++++ Stored data

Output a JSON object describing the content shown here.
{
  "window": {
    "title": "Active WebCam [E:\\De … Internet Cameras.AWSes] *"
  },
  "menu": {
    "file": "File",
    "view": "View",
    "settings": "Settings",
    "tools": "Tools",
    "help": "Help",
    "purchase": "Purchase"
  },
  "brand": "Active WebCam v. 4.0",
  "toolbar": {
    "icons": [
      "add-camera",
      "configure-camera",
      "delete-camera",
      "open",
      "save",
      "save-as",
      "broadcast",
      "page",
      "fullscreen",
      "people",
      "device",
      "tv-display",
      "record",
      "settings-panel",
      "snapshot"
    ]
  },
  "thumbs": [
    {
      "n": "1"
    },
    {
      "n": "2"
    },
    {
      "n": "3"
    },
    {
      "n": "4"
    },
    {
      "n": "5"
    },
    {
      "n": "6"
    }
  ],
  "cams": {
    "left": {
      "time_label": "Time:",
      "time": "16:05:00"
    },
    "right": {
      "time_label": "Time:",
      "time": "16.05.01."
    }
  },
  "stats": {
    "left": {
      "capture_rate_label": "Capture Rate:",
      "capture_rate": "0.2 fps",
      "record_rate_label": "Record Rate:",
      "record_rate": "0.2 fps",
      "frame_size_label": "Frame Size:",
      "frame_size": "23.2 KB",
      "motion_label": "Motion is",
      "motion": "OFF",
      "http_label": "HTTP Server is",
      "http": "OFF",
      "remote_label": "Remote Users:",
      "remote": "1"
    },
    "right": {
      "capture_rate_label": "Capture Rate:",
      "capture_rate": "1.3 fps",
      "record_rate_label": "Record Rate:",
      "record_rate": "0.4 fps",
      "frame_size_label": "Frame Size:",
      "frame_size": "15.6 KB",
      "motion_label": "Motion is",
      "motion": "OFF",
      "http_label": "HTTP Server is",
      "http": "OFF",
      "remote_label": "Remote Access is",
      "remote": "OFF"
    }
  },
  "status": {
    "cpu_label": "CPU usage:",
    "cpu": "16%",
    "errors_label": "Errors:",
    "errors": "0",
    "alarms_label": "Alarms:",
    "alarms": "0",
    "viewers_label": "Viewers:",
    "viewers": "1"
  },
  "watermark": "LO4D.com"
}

++++++++

[Requirement] Extract each line from the entries above that contains the string "Active".

[Worked solution]
    "title": "Active WebCam [E:\\De … Internet Cameras.AWSes] *"
  "brand": "Active WebCam v. 4.0",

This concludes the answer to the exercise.